* _TASK PROMPT_
Give the number of lines that include the word "Optionen", nothing more.
[start]
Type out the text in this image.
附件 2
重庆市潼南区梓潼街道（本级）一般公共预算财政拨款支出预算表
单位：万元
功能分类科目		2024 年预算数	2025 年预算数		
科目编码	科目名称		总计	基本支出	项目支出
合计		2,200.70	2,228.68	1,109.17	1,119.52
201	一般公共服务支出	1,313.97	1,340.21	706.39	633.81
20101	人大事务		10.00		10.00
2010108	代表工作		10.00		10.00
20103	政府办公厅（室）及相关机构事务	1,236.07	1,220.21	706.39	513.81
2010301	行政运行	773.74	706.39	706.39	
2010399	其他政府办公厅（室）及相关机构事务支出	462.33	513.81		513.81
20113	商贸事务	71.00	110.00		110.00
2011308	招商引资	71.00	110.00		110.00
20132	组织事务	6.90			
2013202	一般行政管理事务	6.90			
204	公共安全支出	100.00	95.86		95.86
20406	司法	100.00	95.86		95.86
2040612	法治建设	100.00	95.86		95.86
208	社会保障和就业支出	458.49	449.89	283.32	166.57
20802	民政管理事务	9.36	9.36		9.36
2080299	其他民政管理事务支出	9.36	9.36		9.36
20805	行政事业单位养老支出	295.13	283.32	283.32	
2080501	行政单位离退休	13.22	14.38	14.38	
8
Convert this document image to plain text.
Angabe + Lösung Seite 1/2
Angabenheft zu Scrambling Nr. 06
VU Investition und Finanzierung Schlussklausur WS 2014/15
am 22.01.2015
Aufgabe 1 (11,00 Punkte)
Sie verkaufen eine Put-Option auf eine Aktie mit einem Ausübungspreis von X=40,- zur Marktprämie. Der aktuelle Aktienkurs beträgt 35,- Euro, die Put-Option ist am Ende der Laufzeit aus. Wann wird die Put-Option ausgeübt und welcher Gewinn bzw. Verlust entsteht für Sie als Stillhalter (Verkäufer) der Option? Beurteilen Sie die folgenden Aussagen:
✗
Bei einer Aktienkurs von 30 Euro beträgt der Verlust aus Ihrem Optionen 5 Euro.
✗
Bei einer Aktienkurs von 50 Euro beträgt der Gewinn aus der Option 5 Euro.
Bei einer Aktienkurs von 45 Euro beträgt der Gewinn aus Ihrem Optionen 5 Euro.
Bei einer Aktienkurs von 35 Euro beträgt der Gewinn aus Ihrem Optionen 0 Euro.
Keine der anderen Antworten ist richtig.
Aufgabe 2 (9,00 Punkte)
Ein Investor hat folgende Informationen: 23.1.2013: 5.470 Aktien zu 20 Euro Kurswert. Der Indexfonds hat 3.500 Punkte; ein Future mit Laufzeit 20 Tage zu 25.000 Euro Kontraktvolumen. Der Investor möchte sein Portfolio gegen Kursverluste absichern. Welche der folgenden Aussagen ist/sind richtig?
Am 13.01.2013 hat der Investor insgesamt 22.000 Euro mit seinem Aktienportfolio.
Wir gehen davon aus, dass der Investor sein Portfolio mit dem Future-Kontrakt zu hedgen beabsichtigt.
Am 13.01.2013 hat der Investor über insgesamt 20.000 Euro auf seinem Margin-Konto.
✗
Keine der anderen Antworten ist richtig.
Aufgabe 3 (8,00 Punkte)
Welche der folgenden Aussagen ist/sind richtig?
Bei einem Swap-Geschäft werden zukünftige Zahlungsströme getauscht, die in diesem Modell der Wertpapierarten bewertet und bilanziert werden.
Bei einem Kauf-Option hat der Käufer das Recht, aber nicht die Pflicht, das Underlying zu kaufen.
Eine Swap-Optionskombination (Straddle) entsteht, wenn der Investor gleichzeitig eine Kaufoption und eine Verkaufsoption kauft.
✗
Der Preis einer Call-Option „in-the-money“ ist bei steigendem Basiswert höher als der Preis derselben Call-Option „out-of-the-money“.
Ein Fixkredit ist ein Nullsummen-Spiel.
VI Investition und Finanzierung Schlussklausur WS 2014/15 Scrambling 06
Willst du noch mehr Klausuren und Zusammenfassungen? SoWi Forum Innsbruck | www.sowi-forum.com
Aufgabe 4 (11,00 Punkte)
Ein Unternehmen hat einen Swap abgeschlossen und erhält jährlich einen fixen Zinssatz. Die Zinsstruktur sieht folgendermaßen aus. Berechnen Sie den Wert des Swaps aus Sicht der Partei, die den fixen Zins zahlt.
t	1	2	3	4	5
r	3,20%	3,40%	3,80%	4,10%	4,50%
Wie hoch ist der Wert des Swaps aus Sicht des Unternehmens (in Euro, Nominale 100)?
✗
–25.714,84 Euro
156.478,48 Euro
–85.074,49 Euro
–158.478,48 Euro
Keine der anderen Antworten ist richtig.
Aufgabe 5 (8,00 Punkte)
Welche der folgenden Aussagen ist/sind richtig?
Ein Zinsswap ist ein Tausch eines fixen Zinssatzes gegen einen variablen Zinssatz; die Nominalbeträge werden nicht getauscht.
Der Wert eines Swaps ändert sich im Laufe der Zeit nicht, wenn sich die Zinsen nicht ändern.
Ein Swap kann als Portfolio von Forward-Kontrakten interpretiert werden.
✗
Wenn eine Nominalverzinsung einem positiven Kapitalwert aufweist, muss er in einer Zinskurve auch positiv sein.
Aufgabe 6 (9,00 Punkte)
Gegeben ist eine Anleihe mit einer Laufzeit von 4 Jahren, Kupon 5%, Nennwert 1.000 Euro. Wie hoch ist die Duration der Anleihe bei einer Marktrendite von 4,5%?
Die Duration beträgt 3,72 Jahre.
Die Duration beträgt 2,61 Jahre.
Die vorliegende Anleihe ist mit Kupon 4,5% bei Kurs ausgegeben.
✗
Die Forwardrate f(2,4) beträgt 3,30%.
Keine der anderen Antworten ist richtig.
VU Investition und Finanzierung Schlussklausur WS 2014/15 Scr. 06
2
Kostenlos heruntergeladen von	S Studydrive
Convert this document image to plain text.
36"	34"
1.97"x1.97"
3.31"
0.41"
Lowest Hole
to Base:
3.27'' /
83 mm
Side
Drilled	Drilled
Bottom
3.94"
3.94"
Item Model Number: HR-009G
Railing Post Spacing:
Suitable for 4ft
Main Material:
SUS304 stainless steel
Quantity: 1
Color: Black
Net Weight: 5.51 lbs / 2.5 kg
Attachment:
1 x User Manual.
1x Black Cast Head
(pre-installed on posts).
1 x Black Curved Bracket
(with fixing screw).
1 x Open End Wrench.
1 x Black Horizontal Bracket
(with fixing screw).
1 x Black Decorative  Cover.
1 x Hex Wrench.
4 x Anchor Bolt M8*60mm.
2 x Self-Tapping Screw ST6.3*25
[end]
* _RESPONSE_
3